Short task: Report how many lines contain "ограничений". Give the number and nothing else.

[BEGIN Supplied records]

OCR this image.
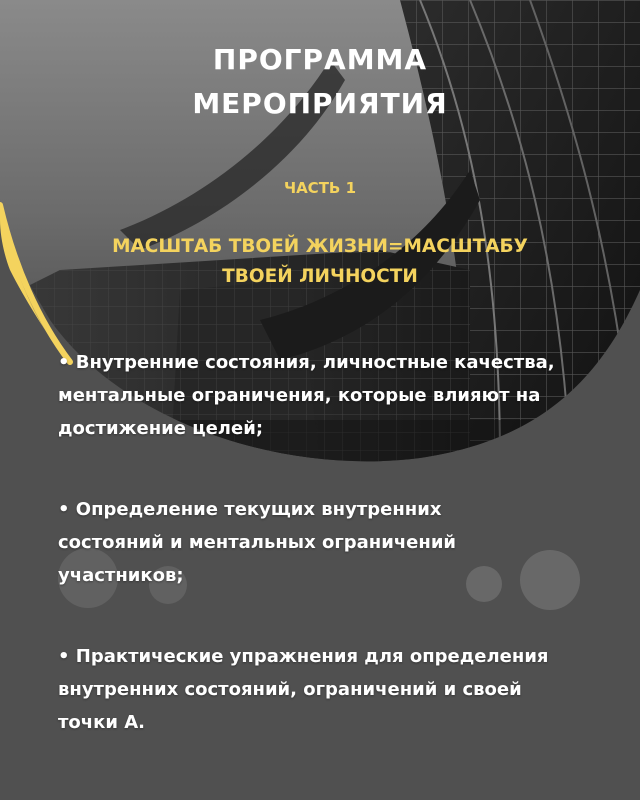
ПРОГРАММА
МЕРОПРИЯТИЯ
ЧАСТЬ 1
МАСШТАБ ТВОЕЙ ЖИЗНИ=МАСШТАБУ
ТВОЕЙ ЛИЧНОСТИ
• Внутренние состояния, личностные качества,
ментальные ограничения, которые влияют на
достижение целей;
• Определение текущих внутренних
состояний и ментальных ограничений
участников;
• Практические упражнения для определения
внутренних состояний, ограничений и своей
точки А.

[END Supplied records]
[BEGIN Supplied records]

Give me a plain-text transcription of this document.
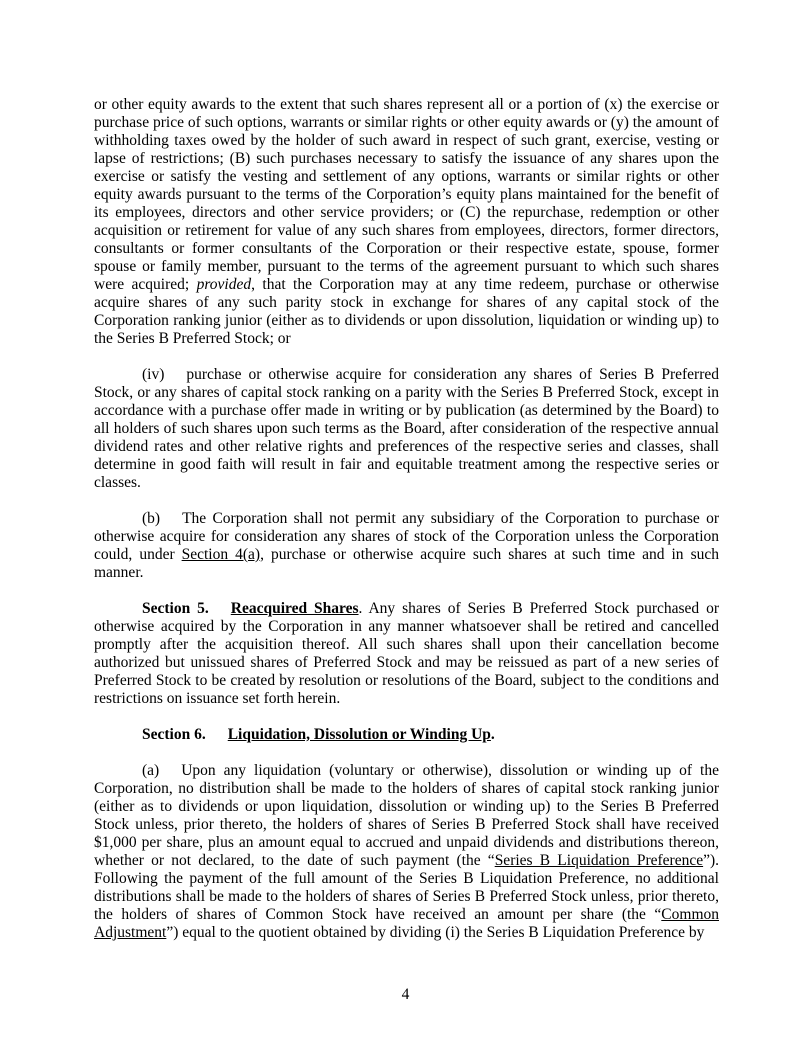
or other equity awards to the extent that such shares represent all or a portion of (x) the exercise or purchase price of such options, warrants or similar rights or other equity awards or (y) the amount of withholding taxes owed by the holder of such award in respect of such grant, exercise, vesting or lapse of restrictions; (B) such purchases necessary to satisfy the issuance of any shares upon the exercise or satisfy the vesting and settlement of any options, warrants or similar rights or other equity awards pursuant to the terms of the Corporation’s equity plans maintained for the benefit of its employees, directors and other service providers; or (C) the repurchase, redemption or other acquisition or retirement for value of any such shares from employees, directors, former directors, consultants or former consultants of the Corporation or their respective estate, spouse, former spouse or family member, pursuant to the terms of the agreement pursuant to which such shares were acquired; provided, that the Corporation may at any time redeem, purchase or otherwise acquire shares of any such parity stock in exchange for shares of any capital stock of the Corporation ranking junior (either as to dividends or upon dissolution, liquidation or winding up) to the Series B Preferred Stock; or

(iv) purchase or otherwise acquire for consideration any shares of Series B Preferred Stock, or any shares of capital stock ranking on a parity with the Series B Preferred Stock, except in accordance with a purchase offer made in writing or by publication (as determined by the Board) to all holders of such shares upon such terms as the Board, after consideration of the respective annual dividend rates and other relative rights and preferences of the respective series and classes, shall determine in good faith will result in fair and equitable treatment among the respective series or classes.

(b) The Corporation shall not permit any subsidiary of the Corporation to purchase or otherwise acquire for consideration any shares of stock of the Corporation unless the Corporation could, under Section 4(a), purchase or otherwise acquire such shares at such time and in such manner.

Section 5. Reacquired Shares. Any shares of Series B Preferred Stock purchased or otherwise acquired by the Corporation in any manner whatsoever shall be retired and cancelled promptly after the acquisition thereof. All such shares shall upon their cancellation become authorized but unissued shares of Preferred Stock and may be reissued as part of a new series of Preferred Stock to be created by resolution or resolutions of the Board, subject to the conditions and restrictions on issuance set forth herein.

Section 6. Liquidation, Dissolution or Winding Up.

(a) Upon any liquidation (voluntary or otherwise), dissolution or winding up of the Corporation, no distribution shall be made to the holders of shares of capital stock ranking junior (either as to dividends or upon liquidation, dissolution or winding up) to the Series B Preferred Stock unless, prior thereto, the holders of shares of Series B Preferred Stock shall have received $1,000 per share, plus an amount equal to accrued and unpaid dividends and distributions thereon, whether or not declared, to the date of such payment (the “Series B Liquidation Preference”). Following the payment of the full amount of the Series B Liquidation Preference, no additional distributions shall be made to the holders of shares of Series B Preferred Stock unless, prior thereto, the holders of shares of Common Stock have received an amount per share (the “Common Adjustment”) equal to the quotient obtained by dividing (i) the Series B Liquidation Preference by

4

[END Supplied records]

Exercise output: 2